-------- ROWS
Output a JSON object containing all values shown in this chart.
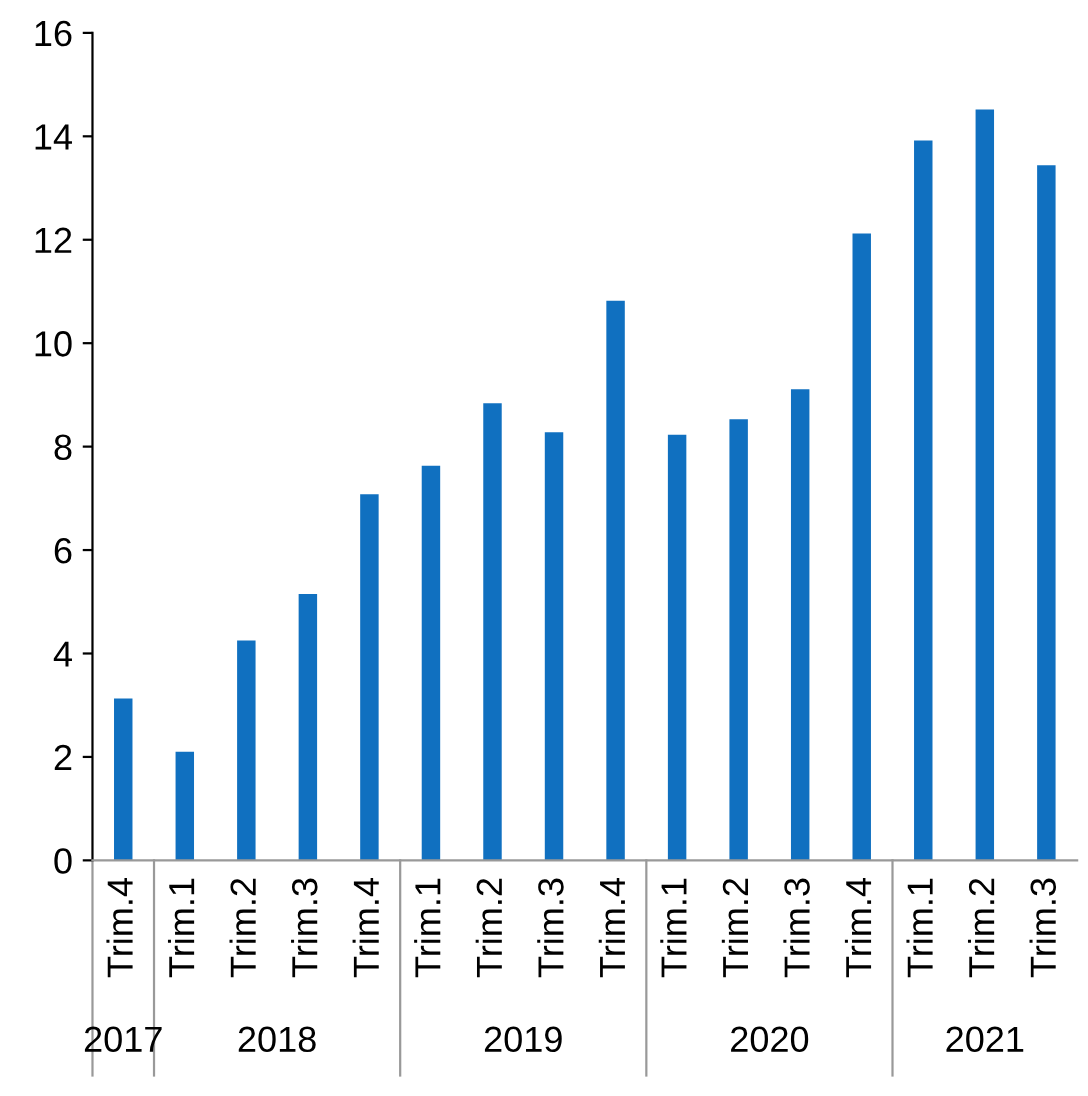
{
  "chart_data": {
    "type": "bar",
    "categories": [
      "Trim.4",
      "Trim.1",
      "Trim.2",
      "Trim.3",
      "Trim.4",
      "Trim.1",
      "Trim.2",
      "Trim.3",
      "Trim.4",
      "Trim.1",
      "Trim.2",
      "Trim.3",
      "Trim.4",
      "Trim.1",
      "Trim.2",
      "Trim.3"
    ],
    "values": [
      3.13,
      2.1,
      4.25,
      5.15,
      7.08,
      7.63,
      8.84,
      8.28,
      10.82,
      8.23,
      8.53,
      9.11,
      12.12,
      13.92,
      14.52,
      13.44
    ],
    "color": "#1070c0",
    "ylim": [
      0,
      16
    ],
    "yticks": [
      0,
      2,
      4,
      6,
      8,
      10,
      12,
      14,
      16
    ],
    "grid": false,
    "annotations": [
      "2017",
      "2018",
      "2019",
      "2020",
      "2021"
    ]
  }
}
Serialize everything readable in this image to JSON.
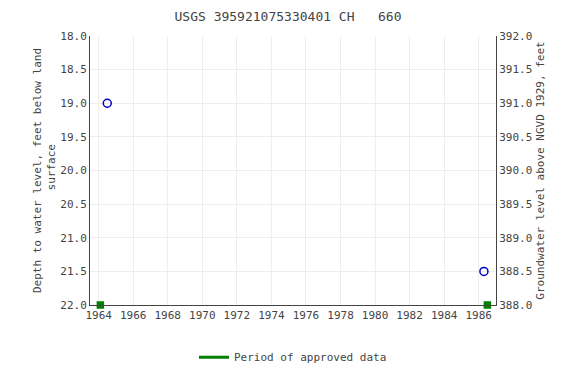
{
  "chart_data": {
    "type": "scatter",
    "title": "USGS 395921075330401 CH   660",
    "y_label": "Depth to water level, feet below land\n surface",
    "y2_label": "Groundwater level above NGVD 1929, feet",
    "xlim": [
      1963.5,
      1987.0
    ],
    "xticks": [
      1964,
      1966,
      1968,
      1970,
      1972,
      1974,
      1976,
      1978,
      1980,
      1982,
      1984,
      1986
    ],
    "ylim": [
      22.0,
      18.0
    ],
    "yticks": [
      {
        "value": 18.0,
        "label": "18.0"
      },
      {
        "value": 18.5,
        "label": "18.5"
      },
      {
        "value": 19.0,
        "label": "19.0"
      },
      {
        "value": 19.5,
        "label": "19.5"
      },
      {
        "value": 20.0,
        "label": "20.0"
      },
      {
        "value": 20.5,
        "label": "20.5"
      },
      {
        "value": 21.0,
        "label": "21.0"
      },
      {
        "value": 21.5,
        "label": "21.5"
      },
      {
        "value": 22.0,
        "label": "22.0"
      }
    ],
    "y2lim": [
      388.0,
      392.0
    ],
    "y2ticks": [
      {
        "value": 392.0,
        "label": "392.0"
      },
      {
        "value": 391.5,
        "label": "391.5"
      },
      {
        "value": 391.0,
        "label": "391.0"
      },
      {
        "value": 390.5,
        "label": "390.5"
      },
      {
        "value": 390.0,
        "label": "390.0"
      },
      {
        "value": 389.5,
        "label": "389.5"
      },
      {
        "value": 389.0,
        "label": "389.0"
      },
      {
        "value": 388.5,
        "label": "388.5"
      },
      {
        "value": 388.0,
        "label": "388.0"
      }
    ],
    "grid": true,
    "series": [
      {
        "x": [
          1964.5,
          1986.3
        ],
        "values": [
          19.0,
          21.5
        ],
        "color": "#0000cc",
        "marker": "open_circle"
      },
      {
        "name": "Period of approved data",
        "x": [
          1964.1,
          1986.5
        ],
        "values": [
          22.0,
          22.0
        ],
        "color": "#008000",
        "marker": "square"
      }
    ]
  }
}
----------------
=== OBJECTIVE ===
From the material above, reproduce everything verbatim except the pictures.

=== TASK SOLUTION ===
Output a JSON object containing all values shown in this chart.
{
  "chart_data": {
    "type": "bar",
    "categories": [
      "Trim.4",
      "Trim.1",
      "Trim.2",
      "Trim.3",
      "Trim.4",
      "Trim.1",
      "Trim.2",
      "Trim.3",
      "Trim.4",
      "Trim.1",
      "Trim.2",
      "Trim.3",
      "Trim.4",
      "Trim.1",
      "Trim.2",
      "Trim.3"
    ],
    "values": [
      3.13,
      2.1,
      4.25,
      5.15,
      7.08,
      7.63,
      8.84,
      8.28,
      10.82,
      8.23,
      8.53,
      9.11,
      12.12,
      13.92,
      14.52,
      13.44
    ],
    "color": "#1070c0",
    "ylim": [
      0,
      16
    ],
    "yticks": [
      0,
      2,
      4,
      6,
      8,
      10,
      12,
      14,
      16
    ],
    "grid": false,
    "annotations": [
      "2017",
      "2018",
      "2019",
      "2020",
      "2021"
    ]
  }
}
Serialize everything readable in this image to JSON.
{
  "chart_data": {
    "type": "scatter",
    "title": "USGS 395921075330401 CH   660",
    "y_label": "Depth to water level, feet below land\n surface",
    "y2_label": "Groundwater level above NGVD 1929, feet",
    "xlim": [
      1963.5,
      1987.0
    ],
    "xticks": [
      1964,
      1966,
      1968,
      1970,
      1972,
      1974,
      1976,
      1978,
      1980,
      1982,
      1984,
      1986
    ],
    "ylim": [
      22.0,
      18.0
    ],
    "yticks": [
      {
        "value": 18.0,
        "label": "18.0"
      },
      {
        "value": 18.5,
        "label": "18.5"
      },
      {
        "value": 19.0,
        "label": "19.0"
      },
      {
        "value": 19.5,
        "label": "19.5"
      },
      {
        "value": 20.0,
        "label": "20.0"
      },
      {
        "value": 20.5,
        "label": "20.5"
      },
      {
        "value": 21.0,
        "label": "21.0"
      },
      {
        "value": 21.5,
        "label": "21.5"
      },
      {
        "value": 22.0,
        "label": "22.0"
      }
    ],
    "y2lim": [
      388.0,
      392.0
    ],
    "y2ticks": [
      {
        "value": 392.0,
        "label": "392.0"
      },
      {
        "value": 391.5,
        "label": "391.5"
      },
      {
        "value": 391.0,
        "label": "391.0"
      },
      {
        "value": 390.5,
        "label": "390.5"
      },
      {
        "value": 390.0,
        "label": "390.0"
      },
      {
        "value": 389.5,
        "label": "389.5"
      },
      {
        "value": 389.0,
        "label": "389.0"
      },
      {
        "value": 388.5,
        "label": "388.5"
      },
      {
        "value": 388.0,
        "label": "388.0"
      }
    ],
    "grid": true,
    "series": [
      {
        "x": [
          1964.5,
          1986.3
        ],
        "values": [
          19.0,
          21.5
        ],
        "color": "#0000cc",
        "marker": "open_circle"
      },
      {
        "name": "Period of approved data",
        "x": [
          1964.1,
          1986.5
        ],
        "values": [
          22.0,
          22.0
        ],
        "color": "#008000",
        "marker": "square"
      }
    ]
  }
}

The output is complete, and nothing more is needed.